• Stored items from a collection:
# # # #

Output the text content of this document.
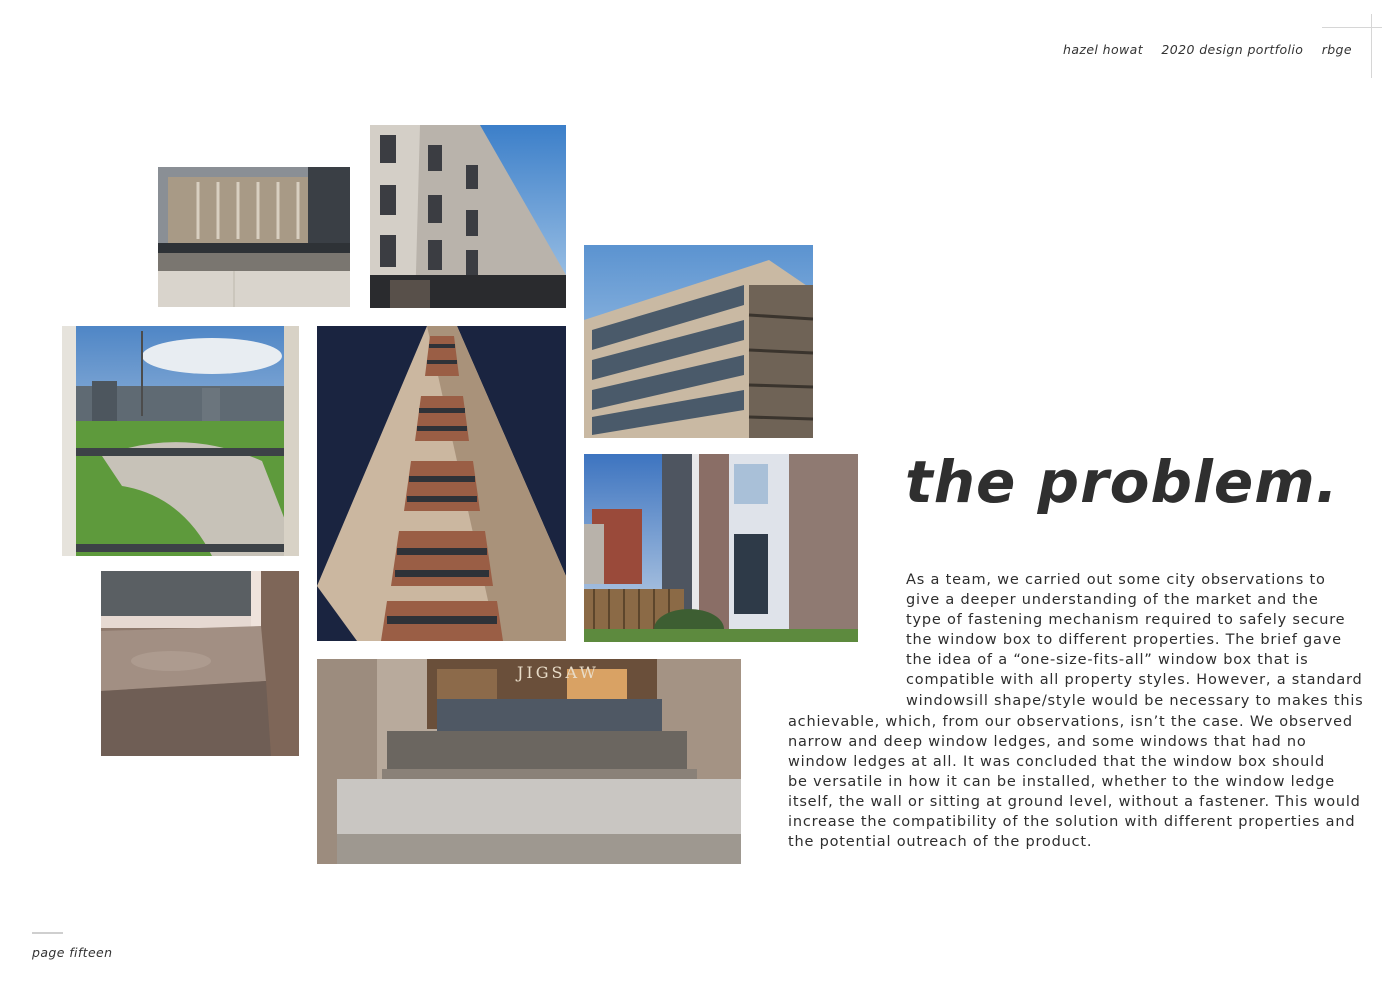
hazel howat 2020 design portfolio rbge
JIGSAW
the problem.
As a team, we carried out some city observations to
give a deeper understanding of the market and the
type of fastening mechanism required to safely secure
the window box to different properties. The brief gave
the idea of a “one-size-fits-all” window box that is
compatible with all property styles. However, a standard
windowsill shape/style would be necessary to makes this
achievable, which, from our observations, isn’t the case. We observed
narrow and deep window ledges, and some windows that had no
window ledges at all. It was concluded that the window box should
be versatile in how it can be installed, whether to the window ledge
itself, the wall or sitting at ground level, without a fastener. This would
increase the compatibility of the solution with different properties and
the potential outreach of the product.
page fifteen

# # # #

• Exercise:
Retype everything in the material word for word, minus pictures.

• Solution:
Output the text content of this document.
hazel howat 2020 design portfolio rbge
JIGSAW
the problem.
As a team, we carried out some city observations to
give a deeper understanding of the market and the
type of fastening mechanism required to safely secure
the window box to different properties. The brief gave
the idea of a “one-size-fits-all” window box that is
compatible with all property styles. However, a standard
windowsill shape/style would be necessary to makes this
achievable, which, from our observations, isn’t the case. We observed
narrow and deep window ledges, and some windows that had no
window ledges at all. It was concluded that the window box should
be versatile in how it can be installed, whether to the window ledge
itself, the wall or sitting at ground level, without a fastener. This would
increase the compatibility of the solution with different properties and
the potential outreach of the product.
page fifteen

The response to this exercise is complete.